■ **The task**
In the listing below, locate the lines that hold "DPRD" and copy them.
»»
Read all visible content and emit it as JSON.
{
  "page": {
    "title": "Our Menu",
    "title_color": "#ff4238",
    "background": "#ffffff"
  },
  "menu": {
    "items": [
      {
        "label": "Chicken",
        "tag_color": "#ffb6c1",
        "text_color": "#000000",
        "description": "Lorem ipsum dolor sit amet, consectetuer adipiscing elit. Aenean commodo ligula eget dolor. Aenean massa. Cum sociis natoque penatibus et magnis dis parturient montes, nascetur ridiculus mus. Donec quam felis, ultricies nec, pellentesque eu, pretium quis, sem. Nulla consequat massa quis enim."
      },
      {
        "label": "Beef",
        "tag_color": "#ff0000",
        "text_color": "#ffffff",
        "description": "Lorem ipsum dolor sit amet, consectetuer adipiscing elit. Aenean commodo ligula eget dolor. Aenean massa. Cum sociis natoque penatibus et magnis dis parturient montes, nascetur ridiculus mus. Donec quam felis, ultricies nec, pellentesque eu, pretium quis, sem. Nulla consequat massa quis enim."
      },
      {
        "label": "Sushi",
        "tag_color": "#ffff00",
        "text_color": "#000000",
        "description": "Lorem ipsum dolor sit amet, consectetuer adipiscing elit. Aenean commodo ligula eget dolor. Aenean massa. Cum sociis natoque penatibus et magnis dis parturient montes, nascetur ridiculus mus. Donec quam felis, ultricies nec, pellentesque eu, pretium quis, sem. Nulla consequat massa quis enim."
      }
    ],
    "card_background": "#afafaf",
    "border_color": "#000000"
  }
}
««
»»
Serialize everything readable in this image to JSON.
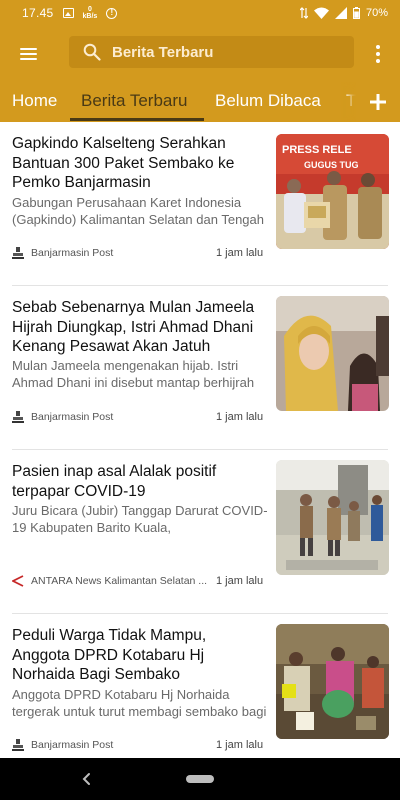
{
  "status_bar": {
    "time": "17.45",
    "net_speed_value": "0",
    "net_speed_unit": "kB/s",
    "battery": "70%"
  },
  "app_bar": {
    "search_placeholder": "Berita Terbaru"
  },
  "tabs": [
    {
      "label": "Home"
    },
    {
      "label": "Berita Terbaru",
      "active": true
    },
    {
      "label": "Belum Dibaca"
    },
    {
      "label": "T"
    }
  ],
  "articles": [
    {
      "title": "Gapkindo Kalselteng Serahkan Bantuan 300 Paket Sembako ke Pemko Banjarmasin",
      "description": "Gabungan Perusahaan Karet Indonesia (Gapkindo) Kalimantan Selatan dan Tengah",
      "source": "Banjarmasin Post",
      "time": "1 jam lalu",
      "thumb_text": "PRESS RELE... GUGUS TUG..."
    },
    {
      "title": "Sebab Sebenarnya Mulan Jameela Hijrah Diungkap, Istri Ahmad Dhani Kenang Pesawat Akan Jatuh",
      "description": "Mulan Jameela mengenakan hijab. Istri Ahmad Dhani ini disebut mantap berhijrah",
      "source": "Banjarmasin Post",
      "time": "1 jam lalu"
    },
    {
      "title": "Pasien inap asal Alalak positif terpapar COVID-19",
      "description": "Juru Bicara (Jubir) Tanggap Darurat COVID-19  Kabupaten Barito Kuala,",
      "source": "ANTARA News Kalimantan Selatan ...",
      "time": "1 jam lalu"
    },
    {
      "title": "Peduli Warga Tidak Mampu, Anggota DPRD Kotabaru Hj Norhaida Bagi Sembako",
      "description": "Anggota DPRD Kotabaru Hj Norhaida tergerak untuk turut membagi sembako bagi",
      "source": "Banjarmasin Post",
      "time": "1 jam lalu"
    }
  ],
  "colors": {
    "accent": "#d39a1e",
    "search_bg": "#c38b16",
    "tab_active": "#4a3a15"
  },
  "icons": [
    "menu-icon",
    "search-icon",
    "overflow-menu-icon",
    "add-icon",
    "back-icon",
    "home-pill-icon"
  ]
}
««
»»
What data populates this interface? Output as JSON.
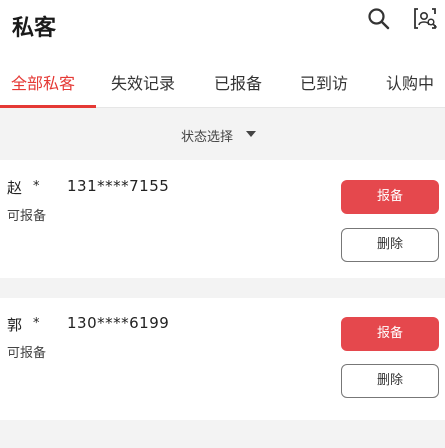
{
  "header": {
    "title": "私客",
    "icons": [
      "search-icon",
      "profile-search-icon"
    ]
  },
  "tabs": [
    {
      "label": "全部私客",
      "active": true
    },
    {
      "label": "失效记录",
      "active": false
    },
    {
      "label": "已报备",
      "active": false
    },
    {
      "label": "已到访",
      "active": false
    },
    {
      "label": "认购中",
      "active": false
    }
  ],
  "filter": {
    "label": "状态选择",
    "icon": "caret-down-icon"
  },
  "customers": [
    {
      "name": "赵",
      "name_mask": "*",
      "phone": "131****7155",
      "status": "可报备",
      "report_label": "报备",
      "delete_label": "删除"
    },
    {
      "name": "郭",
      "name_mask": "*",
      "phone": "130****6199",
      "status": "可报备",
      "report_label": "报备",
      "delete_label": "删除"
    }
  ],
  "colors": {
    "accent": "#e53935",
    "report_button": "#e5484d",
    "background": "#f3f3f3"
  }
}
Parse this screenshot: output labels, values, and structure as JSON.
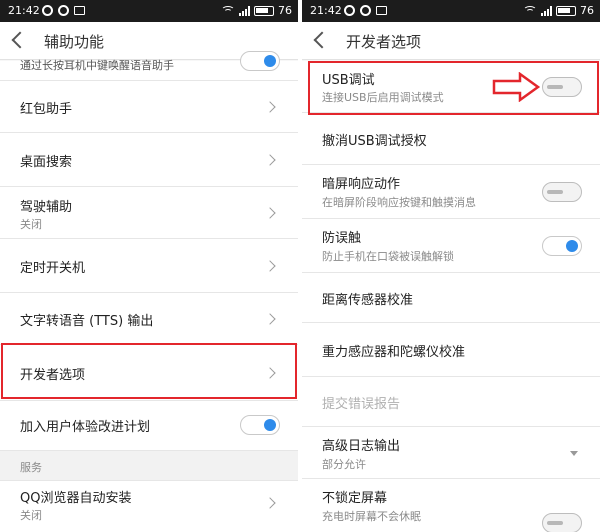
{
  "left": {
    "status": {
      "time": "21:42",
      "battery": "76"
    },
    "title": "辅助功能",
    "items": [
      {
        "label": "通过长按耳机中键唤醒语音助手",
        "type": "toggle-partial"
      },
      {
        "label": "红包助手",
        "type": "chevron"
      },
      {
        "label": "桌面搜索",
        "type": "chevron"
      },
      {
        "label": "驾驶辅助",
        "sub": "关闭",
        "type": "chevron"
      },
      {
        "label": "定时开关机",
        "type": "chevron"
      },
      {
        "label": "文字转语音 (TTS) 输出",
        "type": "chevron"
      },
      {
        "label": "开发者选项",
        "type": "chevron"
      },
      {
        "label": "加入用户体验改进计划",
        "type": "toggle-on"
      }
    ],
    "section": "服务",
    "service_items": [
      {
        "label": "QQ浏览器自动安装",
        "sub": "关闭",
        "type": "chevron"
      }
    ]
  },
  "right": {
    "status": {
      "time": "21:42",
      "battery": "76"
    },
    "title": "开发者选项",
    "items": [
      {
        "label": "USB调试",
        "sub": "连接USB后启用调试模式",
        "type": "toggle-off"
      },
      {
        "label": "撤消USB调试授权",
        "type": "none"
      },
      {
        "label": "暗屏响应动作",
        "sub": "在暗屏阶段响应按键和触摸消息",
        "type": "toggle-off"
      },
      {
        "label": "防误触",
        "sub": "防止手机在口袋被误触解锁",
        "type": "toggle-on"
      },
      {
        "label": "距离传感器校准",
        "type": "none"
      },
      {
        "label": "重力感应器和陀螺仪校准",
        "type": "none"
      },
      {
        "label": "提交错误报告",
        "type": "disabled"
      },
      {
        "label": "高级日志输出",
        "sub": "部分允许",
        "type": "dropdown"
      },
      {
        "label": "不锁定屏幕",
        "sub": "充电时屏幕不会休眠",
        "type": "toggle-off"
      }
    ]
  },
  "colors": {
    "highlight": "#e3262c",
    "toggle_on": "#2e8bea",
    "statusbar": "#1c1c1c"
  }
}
««
■ **Problem solution**
      "title": "Peduli Warga Tidak Mampu, Anggota DPRD Kotabaru Hj Norhaida Bagi Sembako",
      "description": "Anggota DPRD Kotabaru Hj Norhaida tergerak untuk turut membagi sembako bagi",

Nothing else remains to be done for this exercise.